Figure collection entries
╭──

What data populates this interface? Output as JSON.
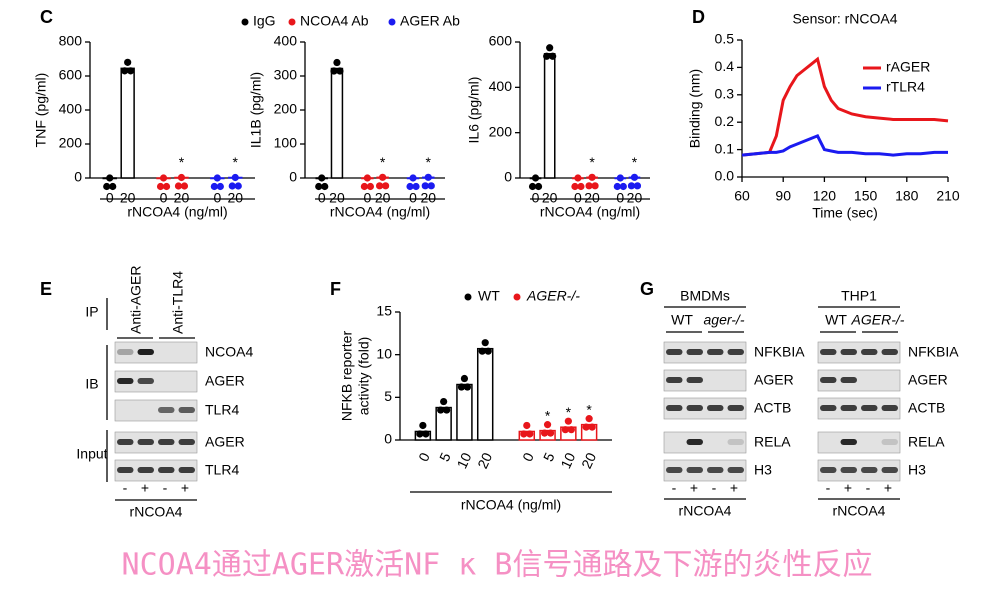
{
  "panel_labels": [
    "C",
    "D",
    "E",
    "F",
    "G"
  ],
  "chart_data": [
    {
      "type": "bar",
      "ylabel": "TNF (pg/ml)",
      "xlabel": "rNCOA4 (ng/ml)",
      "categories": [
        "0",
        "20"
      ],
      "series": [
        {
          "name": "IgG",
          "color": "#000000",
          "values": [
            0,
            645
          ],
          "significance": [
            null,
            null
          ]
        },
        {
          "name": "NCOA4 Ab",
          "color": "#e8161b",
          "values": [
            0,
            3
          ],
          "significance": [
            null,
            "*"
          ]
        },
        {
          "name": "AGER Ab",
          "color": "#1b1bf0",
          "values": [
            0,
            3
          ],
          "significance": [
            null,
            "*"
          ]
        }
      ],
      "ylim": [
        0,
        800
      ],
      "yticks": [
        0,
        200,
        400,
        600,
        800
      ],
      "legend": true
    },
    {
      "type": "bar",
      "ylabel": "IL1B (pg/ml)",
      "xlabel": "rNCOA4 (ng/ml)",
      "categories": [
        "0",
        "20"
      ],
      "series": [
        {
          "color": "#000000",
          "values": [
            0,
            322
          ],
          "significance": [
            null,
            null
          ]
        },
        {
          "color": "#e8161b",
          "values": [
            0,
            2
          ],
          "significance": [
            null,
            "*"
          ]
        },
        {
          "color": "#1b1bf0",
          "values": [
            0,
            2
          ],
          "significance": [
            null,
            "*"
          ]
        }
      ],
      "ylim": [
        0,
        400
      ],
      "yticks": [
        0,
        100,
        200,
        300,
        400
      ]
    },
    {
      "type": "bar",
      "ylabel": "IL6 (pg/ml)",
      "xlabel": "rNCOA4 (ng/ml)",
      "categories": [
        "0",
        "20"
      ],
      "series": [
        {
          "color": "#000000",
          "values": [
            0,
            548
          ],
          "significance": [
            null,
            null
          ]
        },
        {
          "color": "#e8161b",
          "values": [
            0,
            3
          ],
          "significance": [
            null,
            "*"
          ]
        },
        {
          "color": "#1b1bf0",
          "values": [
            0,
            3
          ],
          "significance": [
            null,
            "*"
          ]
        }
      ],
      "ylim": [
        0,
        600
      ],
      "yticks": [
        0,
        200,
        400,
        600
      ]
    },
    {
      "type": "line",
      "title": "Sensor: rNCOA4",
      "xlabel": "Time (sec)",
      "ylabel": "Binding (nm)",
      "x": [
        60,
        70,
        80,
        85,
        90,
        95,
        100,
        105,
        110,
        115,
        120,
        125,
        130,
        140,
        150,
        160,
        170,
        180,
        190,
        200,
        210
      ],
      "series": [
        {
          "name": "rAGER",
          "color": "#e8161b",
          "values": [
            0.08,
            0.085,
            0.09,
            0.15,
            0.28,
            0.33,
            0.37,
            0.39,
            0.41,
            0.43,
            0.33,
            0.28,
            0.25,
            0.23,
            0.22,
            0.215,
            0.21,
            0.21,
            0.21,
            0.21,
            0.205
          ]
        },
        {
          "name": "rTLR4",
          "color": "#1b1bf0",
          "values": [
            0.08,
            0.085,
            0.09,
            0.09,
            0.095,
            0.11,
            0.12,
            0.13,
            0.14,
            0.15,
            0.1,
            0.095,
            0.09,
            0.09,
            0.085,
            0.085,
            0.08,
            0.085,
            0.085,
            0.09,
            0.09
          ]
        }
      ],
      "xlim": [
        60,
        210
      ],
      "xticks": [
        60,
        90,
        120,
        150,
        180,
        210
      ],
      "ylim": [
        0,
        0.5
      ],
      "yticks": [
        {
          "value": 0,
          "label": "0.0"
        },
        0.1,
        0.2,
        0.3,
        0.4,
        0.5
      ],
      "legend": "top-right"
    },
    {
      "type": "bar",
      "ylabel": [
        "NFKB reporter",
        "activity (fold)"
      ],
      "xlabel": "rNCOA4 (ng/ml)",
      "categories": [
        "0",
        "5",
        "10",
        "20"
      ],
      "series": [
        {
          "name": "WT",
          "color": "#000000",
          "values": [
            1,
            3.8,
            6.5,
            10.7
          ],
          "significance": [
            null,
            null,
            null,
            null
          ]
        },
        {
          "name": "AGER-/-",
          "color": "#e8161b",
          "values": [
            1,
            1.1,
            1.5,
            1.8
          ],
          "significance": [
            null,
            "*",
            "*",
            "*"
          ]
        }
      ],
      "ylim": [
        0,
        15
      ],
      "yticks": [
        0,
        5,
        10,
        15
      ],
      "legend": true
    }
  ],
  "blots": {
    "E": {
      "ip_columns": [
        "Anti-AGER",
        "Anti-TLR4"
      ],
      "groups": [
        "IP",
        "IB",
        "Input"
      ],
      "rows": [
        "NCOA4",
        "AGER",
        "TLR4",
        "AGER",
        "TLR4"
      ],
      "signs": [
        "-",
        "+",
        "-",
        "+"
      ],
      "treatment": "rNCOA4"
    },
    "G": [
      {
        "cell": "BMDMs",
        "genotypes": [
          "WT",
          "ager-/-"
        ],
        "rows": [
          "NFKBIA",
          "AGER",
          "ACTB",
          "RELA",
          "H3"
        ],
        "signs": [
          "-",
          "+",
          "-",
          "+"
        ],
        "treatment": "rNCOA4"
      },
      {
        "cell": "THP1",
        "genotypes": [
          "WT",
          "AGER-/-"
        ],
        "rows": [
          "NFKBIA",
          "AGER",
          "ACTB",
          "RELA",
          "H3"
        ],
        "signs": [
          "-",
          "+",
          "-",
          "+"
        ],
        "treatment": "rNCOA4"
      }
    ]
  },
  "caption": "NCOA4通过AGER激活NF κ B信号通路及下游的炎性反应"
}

╰──

**Exercise**:
Can you restate all the records above word for word while dropping the pictures?

**In response**:
What data populates this interface? Output as JSON.
{
  "panel_labels": [
    "C",
    "D",
    "E",
    "F",
    "G"
  ],
  "chart_data": [
    {
      "type": "bar",
      "ylabel": "TNF (pg/ml)",
      "xlabel": "rNCOA4 (ng/ml)",
      "categories": [
        "0",
        "20"
      ],
      "series": [
        {
          "name": "IgG",
          "color": "#000000",
          "values": [
            0,
            645
          ],
          "significance": [
            null,
            null
          ]
        },
        {
          "name": "NCOA4 Ab",
          "color": "#e8161b",
          "values": [
            0,
            3
          ],
          "significance": [
            null,
            "*"
          ]
        },
        {
          "name": "AGER Ab",
          "color": "#1b1bf0",
          "values": [
            0,
            3
          ],
          "significance": [
            null,
            "*"
          ]
        }
      ],
      "ylim": [
        0,
        800
      ],
      "yticks": [
        0,
        200,
        400,
        600,
        800
      ],
      "legend": true
    },
    {
      "type": "bar",
      "ylabel": "IL1B (pg/ml)",
      "xlabel": "rNCOA4 (ng/ml)",
      "categories": [
        "0",
        "20"
      ],
      "series": [
        {
          "color": "#000000",
          "values": [
            0,
            322
          ],
          "significance": [
            null,
            null
          ]
        },
        {
          "color": "#e8161b",
          "values": [
            0,
            2
          ],
          "significance": [
            null,
            "*"
          ]
        },
        {
          "color": "#1b1bf0",
          "values": [
            0,
            2
          ],
          "significance": [
            null,
            "*"
          ]
        }
      ],
      "ylim": [
        0,
        400
      ],
      "yticks": [
        0,
        100,
        200,
        300,
        400
      ]
    },
    {
      "type": "bar",
      "ylabel": "IL6 (pg/ml)",
      "xlabel": "rNCOA4 (ng/ml)",
      "categories": [
        "0",
        "20"
      ],
      "series": [
        {
          "color": "#000000",
          "values": [
            0,
            548
          ],
          "significance": [
            null,
            null
          ]
        },
        {
          "color": "#e8161b",
          "values": [
            0,
            3
          ],
          "significance": [
            null,
            "*"
          ]
        },
        {
          "color": "#1b1bf0",
          "values": [
            0,
            3
          ],
          "significance": [
            null,
            "*"
          ]
        }
      ],
      "ylim": [
        0,
        600
      ],
      "yticks": [
        0,
        200,
        400,
        600
      ]
    },
    {
      "type": "line",
      "title": "Sensor: rNCOA4",
      "xlabel": "Time (sec)",
      "ylabel": "Binding (nm)",
      "x": [
        60,
        70,
        80,
        85,
        90,
        95,
        100,
        105,
        110,
        115,
        120,
        125,
        130,
        140,
        150,
        160,
        170,
        180,
        190,
        200,
        210
      ],
      "series": [
        {
          "name": "rAGER",
          "color": "#e8161b",
          "values": [
            0.08,
            0.085,
            0.09,
            0.15,
            0.28,
            0.33,
            0.37,
            0.39,
            0.41,
            0.43,
            0.33,
            0.28,
            0.25,
            0.23,
            0.22,
            0.215,
            0.21,
            0.21,
            0.21,
            0.21,
            0.205
          ]
        },
        {
          "name": "rTLR4",
          "color": "#1b1bf0",
          "values": [
            0.08,
            0.085,
            0.09,
            0.09,
            0.095,
            0.11,
            0.12,
            0.13,
            0.14,
            0.15,
            0.1,
            0.095,
            0.09,
            0.09,
            0.085,
            0.085,
            0.08,
            0.085,
            0.085,
            0.09,
            0.09
          ]
        }
      ],
      "xlim": [
        60,
        210
      ],
      "xticks": [
        60,
        90,
        120,
        150,
        180,
        210
      ],
      "ylim": [
        0,
        0.5
      ],
      "yticks": [
        {
          "value": 0,
          "label": "0.0"
        },
        0.1,
        0.2,
        0.3,
        0.4,
        0.5
      ],
      "legend": "top-right"
    },
    {
      "type": "bar",
      "ylabel": [
        "NFKB reporter",
        "activity (fold)"
      ],
      "xlabel": "rNCOA4 (ng/ml)",
      "categories": [
        "0",
        "5",
        "10",
        "20"
      ],
      "series": [
        {
          "name": "WT",
          "color": "#000000",
          "values": [
            1,
            3.8,
            6.5,
            10.7
          ],
          "significance": [
            null,
            null,
            null,
            null
          ]
        },
        {
          "name": "AGER-/-",
          "color": "#e8161b",
          "values": [
            1,
            1.1,
            1.5,
            1.8
          ],
          "significance": [
            null,
            "*",
            "*",
            "*"
          ]
        }
      ],
      "ylim": [
        0,
        15
      ],
      "yticks": [
        0,
        5,
        10,
        15
      ],
      "legend": true
    }
  ],
  "blots": {
    "E": {
      "ip_columns": [
        "Anti-AGER",
        "Anti-TLR4"
      ],
      "groups": [
        "IP",
        "IB",
        "Input"
      ],
      "rows": [
        "NCOA4",
        "AGER",
        "TLR4",
        "AGER",
        "TLR4"
      ],
      "signs": [
        "-",
        "+",
        "-",
        "+"
      ],
      "treatment": "rNCOA4"
    },
    "G": [
      {
        "cell": "BMDMs",
        "genotypes": [
          "WT",
          "ager-/-"
        ],
        "rows": [
          "NFKBIA",
          "AGER",
          "ACTB",
          "RELA",
          "H3"
        ],
        "signs": [
          "-",
          "+",
          "-",
          "+"
        ],
        "treatment": "rNCOA4"
      },
      {
        "cell": "THP1",
        "genotypes": [
          "WT",
          "AGER-/-"
        ],
        "rows": [
          "NFKBIA",
          "AGER",
          "ACTB",
          "RELA",
          "H3"
        ],
        "signs": [
          "-",
          "+",
          "-",
          "+"
        ],
        "treatment": "rNCOA4"
      }
    ]
  },
  "caption": "NCOA4通过AGER激活NF κ B信号通路及下游的炎性反应"
}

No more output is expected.